◆ Exercise task
Search the records for "Pitch". Copy every line where it appears.

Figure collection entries
§

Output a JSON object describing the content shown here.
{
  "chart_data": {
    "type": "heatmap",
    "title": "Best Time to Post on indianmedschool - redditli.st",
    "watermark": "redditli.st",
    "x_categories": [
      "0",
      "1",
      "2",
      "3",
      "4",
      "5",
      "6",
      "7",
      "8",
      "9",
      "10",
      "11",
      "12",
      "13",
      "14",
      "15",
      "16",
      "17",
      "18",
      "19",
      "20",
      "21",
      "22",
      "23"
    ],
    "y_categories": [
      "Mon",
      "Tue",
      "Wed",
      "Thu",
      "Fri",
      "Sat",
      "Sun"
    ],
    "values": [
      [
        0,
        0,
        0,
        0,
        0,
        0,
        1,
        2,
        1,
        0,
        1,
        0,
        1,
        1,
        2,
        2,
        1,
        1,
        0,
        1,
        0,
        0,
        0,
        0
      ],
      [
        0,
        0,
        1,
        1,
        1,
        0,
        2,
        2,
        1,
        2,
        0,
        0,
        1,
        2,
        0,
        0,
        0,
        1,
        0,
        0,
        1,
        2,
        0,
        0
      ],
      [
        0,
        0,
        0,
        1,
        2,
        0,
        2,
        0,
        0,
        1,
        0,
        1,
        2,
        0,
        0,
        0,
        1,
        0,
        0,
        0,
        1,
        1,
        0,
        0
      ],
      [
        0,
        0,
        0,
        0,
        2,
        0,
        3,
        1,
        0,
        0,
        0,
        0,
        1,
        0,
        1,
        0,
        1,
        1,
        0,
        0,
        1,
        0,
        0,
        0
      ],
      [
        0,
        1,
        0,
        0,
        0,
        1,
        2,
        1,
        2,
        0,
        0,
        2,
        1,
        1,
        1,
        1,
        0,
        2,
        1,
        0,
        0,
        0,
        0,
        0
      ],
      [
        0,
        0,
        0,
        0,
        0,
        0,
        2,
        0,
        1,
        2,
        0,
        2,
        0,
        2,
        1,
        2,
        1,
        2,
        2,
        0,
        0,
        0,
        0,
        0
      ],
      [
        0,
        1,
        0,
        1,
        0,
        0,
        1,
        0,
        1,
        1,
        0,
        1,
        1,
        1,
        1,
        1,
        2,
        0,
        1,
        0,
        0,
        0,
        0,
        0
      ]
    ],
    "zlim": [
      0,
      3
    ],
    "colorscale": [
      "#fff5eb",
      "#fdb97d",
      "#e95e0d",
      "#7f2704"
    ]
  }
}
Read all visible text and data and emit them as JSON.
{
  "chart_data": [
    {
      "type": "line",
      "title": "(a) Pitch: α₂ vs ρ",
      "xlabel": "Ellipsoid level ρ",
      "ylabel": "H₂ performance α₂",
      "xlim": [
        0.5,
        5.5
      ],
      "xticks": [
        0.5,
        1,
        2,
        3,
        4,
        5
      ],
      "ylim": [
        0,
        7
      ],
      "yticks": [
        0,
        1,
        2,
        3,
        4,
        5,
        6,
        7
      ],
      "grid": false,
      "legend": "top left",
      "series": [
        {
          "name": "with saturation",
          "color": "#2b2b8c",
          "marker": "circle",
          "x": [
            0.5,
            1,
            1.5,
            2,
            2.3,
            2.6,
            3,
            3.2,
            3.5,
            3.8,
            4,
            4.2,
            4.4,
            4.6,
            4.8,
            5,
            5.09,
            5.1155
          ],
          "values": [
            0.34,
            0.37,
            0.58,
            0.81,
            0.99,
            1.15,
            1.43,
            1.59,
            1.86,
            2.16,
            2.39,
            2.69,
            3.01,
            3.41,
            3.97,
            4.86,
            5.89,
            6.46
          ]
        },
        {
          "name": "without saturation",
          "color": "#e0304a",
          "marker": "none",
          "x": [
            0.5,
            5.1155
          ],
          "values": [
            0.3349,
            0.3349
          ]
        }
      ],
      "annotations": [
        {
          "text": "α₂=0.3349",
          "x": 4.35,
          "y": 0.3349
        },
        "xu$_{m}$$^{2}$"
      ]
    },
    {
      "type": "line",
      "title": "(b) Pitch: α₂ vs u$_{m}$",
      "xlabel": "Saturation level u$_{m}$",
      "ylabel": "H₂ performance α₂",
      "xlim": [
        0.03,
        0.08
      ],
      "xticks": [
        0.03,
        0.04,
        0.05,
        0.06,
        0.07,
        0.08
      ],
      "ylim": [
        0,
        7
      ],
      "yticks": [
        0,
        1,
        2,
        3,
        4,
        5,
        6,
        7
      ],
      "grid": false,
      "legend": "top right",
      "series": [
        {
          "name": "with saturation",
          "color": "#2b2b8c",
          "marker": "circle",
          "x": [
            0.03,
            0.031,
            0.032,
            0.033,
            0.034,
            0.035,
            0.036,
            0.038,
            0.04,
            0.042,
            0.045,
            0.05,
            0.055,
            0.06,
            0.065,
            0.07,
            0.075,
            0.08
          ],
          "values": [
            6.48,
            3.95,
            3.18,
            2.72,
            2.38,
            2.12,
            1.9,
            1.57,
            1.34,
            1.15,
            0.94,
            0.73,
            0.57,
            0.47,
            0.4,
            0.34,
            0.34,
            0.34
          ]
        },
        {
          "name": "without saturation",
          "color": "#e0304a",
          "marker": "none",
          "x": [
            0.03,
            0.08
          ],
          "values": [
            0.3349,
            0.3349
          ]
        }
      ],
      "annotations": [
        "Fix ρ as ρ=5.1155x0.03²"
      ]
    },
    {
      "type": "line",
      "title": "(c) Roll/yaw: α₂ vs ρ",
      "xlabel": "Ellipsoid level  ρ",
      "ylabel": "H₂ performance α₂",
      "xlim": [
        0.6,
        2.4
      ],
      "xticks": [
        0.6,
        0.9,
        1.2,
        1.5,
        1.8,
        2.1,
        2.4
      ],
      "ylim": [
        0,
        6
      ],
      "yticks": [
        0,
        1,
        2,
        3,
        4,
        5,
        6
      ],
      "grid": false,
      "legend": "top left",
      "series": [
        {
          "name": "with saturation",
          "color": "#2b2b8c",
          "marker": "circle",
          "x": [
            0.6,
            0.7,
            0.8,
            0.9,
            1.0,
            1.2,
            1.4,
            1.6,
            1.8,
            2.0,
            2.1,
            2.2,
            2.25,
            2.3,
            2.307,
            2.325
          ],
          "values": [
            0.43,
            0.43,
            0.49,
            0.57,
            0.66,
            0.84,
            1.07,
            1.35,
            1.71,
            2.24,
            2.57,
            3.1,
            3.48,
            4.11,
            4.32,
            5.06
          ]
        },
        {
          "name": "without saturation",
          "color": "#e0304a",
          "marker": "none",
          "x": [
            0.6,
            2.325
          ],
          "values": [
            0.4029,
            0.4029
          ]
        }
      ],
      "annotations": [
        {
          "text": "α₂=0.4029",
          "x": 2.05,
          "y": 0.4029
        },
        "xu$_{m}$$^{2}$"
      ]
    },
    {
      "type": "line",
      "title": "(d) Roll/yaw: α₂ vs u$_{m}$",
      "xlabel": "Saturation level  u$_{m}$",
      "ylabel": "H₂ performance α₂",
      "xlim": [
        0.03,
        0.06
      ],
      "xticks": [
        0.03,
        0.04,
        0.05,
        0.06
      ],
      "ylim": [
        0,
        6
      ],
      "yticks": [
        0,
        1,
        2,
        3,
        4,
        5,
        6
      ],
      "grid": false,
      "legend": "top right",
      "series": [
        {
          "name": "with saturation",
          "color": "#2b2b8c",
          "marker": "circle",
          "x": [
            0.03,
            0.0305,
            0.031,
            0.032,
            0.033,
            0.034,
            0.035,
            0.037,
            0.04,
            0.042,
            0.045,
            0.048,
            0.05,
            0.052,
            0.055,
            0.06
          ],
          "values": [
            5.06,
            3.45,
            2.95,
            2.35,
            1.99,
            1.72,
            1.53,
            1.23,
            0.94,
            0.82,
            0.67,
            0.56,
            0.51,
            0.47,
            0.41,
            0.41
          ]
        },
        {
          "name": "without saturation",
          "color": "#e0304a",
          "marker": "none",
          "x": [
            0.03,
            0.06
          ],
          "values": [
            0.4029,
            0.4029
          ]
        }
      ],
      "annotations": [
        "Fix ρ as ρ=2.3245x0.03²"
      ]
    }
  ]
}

§

◆ Exercise solution
      "title": "(a) Pitch: α₂ vs ρ",
      "title": "(b) Pitch: α₂ vs u$_{m}$",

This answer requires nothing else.